▸ EXERCISE PROMPT:
Copy every line that holds "ylabel".

▸ PROVIDED RECORDS:
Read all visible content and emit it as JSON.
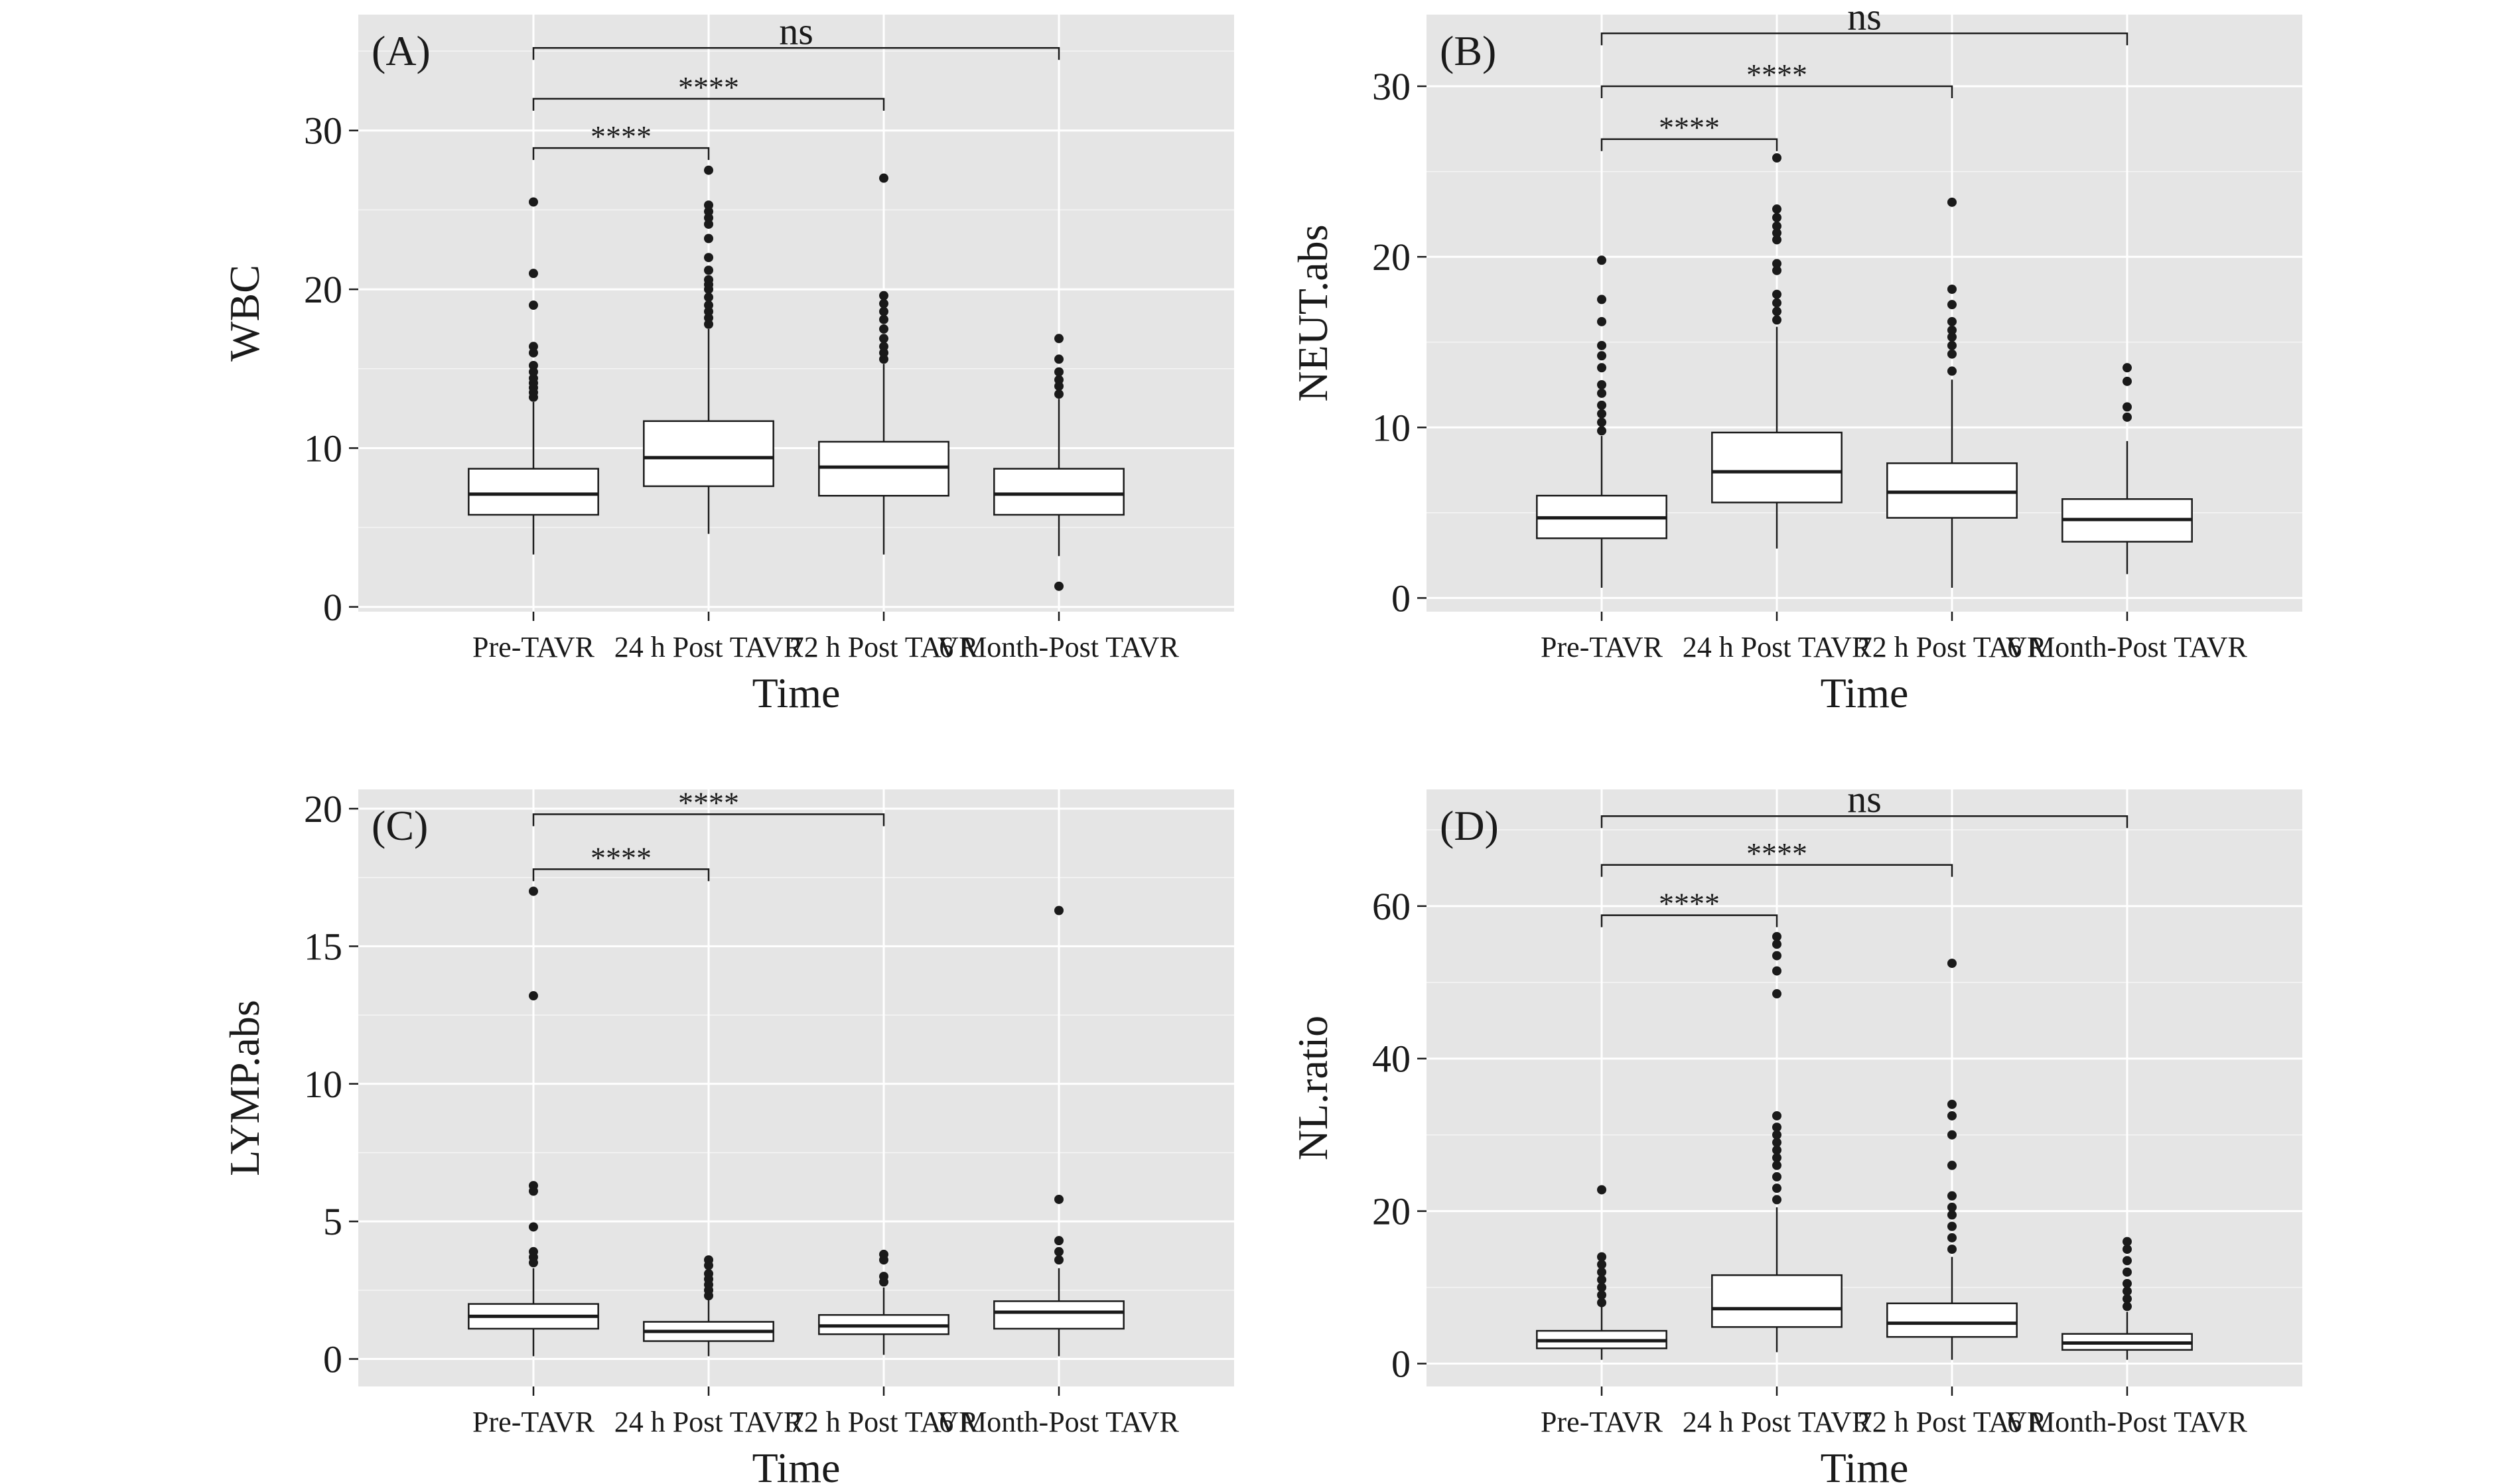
{
  "colors": {
    "panel_bg": "#e5e5e5",
    "grid_major": "#ffffff",
    "box_fill": "#ffffff",
    "line": "#1a1a1a",
    "outlier": "#1a1a1a"
  },
  "chart_data": [
    {
      "type": "box",
      "panel_label": "(A)",
      "xlabel": "Time",
      "ylabel": "WBC",
      "categories": [
        "Pre-TAVR",
        "24 h Post TAVR",
        "72 h Post TAVR",
        "6 Month-Post TAVR"
      ],
      "ylim": [
        -0.3,
        37.3
      ],
      "yticks": [
        0,
        10,
        20,
        30
      ],
      "grid": true,
      "boxes": [
        {
          "lower_whisker": 3.3,
          "q1": 5.8,
          "median": 7.1,
          "q3": 8.7,
          "upper_whisker": 12.9,
          "outliers": [
            13.2,
            13.5,
            13.8,
            14.1,
            14.4,
            14.8,
            15.2,
            16.0,
            16.4,
            19.0,
            21.0,
            25.5
          ]
        },
        {
          "lower_whisker": 4.6,
          "q1": 7.6,
          "median": 9.4,
          "q3": 11.7,
          "upper_whisker": 17.5,
          "outliers": [
            17.8,
            18.2,
            18.6,
            19.0,
            19.5,
            20.0,
            20.3,
            20.6,
            21.2,
            22.0,
            23.2,
            24.1,
            24.5,
            24.9,
            25.3,
            27.5
          ]
        },
        {
          "lower_whisker": 3.3,
          "q1": 7.0,
          "median": 8.8,
          "q3": 10.4,
          "upper_whisker": 15.3,
          "outliers": [
            15.6,
            16.0,
            16.4,
            16.9,
            17.5,
            18.1,
            18.6,
            19.1,
            19.6,
            27.0
          ]
        },
        {
          "lower_whisker": 3.2,
          "q1": 5.8,
          "median": 7.1,
          "q3": 8.7,
          "upper_whisker": 13.1,
          "outliers": [
            1.3,
            13.4,
            13.9,
            14.3,
            14.8,
            15.6,
            16.9
          ]
        }
      ],
      "comparisons": [
        {
          "from": 0,
          "to": 1,
          "label": "****",
          "y": 28.9
        },
        {
          "from": 0,
          "to": 2,
          "label": "****",
          "y": 32.0
        },
        {
          "from": 0,
          "to": 3,
          "label": "ns",
          "y": 35.2
        }
      ]
    },
    {
      "type": "box",
      "panel_label": "(B)",
      "xlabel": "Time",
      "ylabel": "NEUT.abs",
      "categories": [
        "Pre-TAVR",
        "24 h Post TAVR",
        "72 h Post TAVR",
        "6 Month-Post TAVR"
      ],
      "ylim": [
        -0.8,
        34.2
      ],
      "yticks": [
        0,
        10,
        20,
        30
      ],
      "grid": true,
      "boxes": [
        {
          "lower_whisker": 0.6,
          "q1": 3.5,
          "median": 4.7,
          "q3": 6.0,
          "upper_whisker": 9.5,
          "outliers": [
            9.8,
            10.3,
            10.8,
            11.3,
            12.0,
            12.5,
            13.5,
            14.2,
            14.8,
            16.2,
            17.5,
            19.8
          ]
        },
        {
          "lower_whisker": 2.9,
          "q1": 5.6,
          "median": 7.4,
          "q3": 9.7,
          "upper_whisker": 15.9,
          "outliers": [
            16.3,
            16.8,
            17.3,
            17.8,
            19.2,
            19.6,
            21.0,
            21.4,
            21.8,
            22.3,
            22.8,
            25.8
          ]
        },
        {
          "lower_whisker": 0.6,
          "q1": 4.7,
          "median": 6.2,
          "q3": 7.9,
          "upper_whisker": 12.8,
          "outliers": [
            13.3,
            14.3,
            14.8,
            15.3,
            15.7,
            16.2,
            17.2,
            18.1,
            23.2
          ]
        },
        {
          "lower_whisker": 1.4,
          "q1": 3.3,
          "median": 4.6,
          "q3": 5.8,
          "upper_whisker": 9.2,
          "outliers": [
            10.6,
            11.2,
            12.7,
            13.5
          ]
        }
      ],
      "comparisons": [
        {
          "from": 0,
          "to": 1,
          "label": "****",
          "y": 26.9
        },
        {
          "from": 0,
          "to": 2,
          "label": "****",
          "y": 30.0
        },
        {
          "from": 0,
          "to": 3,
          "label": "ns",
          "y": 33.1
        }
      ]
    },
    {
      "type": "box",
      "panel_label": "(C)",
      "xlabel": "Time",
      "ylabel": "LYMP.abs",
      "categories": [
        "Pre-TAVR",
        "24 h Post TAVR",
        "72 h Post TAVR",
        "6 Month-Post TAVR"
      ],
      "ylim": [
        -1.0,
        20.7
      ],
      "yticks": [
        0,
        5,
        10,
        15,
        20
      ],
      "grid": true,
      "boxes": [
        {
          "lower_whisker": 0.1,
          "q1": 1.1,
          "median": 1.55,
          "q3": 2.0,
          "upper_whisker": 3.3,
          "outliers": [
            3.5,
            3.7,
            3.9,
            4.8,
            6.1,
            6.3,
            13.2,
            17.0
          ]
        },
        {
          "lower_whisker": 0.1,
          "q1": 0.65,
          "median": 1.0,
          "q3": 1.35,
          "upper_whisker": 2.2,
          "outliers": [
            2.3,
            2.5,
            2.7,
            2.9,
            3.1,
            3.4,
            3.6
          ]
        },
        {
          "lower_whisker": 0.15,
          "q1": 0.9,
          "median": 1.2,
          "q3": 1.6,
          "upper_whisker": 2.6,
          "outliers": [
            2.8,
            3.0,
            3.6,
            3.8
          ]
        },
        {
          "lower_whisker": 0.1,
          "q1": 1.1,
          "median": 1.7,
          "q3": 2.1,
          "upper_whisker": 3.3,
          "outliers": [
            3.6,
            3.9,
            4.3,
            5.8,
            16.3
          ]
        }
      ],
      "comparisons": [
        {
          "from": 0,
          "to": 1,
          "label": "****",
          "y": 17.8
        },
        {
          "from": 0,
          "to": 2,
          "label": "****",
          "y": 19.8
        }
      ]
    },
    {
      "type": "box",
      "panel_label": "(D)",
      "xlabel": "Time",
      "ylabel": "NL.ratio",
      "categories": [
        "Pre-TAVR",
        "24 h Post TAVR",
        "72 h Post TAVR",
        "6 Month-Post TAVR"
      ],
      "ylim": [
        -3.0,
        75.3
      ],
      "yticks": [
        0,
        20,
        40,
        60
      ],
      "grid": true,
      "boxes": [
        {
          "lower_whisker": 0.5,
          "q1": 2.0,
          "median": 3.0,
          "q3": 4.3,
          "upper_whisker": 7.5,
          "outliers": [
            8.0,
            9.0,
            10.0,
            11.0,
            12.0,
            13.0,
            14.0,
            22.8
          ]
        },
        {
          "lower_whisker": 1.5,
          "q1": 4.8,
          "median": 7.2,
          "q3": 11.6,
          "upper_whisker": 20.5,
          "outliers": [
            21.5,
            23.0,
            24.5,
            26.0,
            27.0,
            28.0,
            29.0,
            30.0,
            31.0,
            32.5,
            48.5,
            51.5,
            53.5,
            55.0,
            56.0
          ]
        },
        {
          "lower_whisker": 0.5,
          "q1": 3.5,
          "median": 5.3,
          "q3": 7.9,
          "upper_whisker": 14.0,
          "outliers": [
            15.0,
            16.5,
            18.0,
            19.5,
            20.5,
            22.0,
            26.0,
            30.0,
            32.5,
            34.0,
            52.5
          ]
        },
        {
          "lower_whisker": 0.5,
          "q1": 1.8,
          "median": 2.7,
          "q3": 3.9,
          "upper_whisker": 6.8,
          "outliers": [
            7.5,
            8.5,
            9.5,
            10.5,
            12.0,
            13.5,
            15.0,
            16.0
          ]
        }
      ],
      "comparisons": [
        {
          "from": 0,
          "to": 1,
          "label": "****",
          "y": 58.8
        },
        {
          "from": 0,
          "to": 2,
          "label": "****",
          "y": 65.4
        },
        {
          "from": 0,
          "to": 3,
          "label": "ns",
          "y": 71.8
        }
      ]
    }
  ]
}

▸ RESPONSE:
      "ylabel": "WBC",
      "ylabel": "NEUT.abs",
      "ylabel": "LYMP.abs",
      "ylabel": "NL.ratio",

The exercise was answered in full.